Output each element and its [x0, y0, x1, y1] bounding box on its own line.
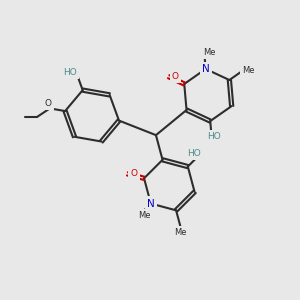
Text: N: N	[147, 199, 155, 208]
Text: Me: Me	[203, 48, 216, 57]
Text: Me: Me	[174, 228, 187, 237]
Text: O: O	[130, 169, 137, 178]
Text: HO: HO	[188, 149, 201, 158]
Text: Me: Me	[138, 211, 151, 220]
Text: O: O	[172, 72, 179, 81]
Text: HO: HO	[207, 132, 221, 141]
Text: HO: HO	[63, 68, 77, 77]
Text: N: N	[202, 64, 210, 74]
Text: Me: Me	[242, 66, 254, 75]
Text: O: O	[45, 98, 52, 107]
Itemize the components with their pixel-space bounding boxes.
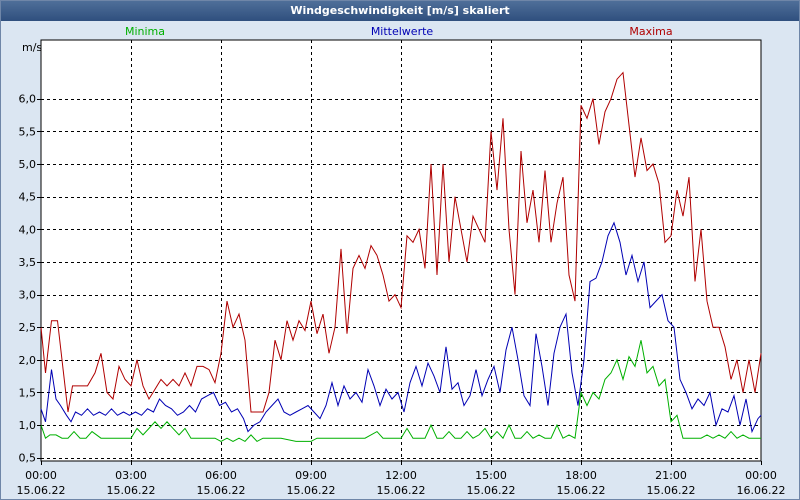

> **Requirements**
Print every line of all the entries above word for word, leaving out the pictures.

> **Solution for this exercise**
Output each element and its [x0, y0, x1, y1] bounding box on its own line.
Text: N: N	[147, 199, 155, 208]
Text: Me: Me	[203, 48, 216, 57]
Text: Me: Me	[174, 228, 187, 237]
Text: O: O	[130, 169, 137, 178]
Text: HO: HO	[188, 149, 201, 158]
Text: Me: Me	[138, 211, 151, 220]
Text: O: O	[172, 72, 179, 81]
Text: HO: HO	[207, 132, 221, 141]
Text: HO: HO	[63, 68, 77, 77]
Text: N: N	[202, 64, 210, 74]
Text: Me: Me	[242, 66, 254, 75]
Text: O: O	[45, 98, 52, 107]
Itemize the components with their pixel-space bounding boxes.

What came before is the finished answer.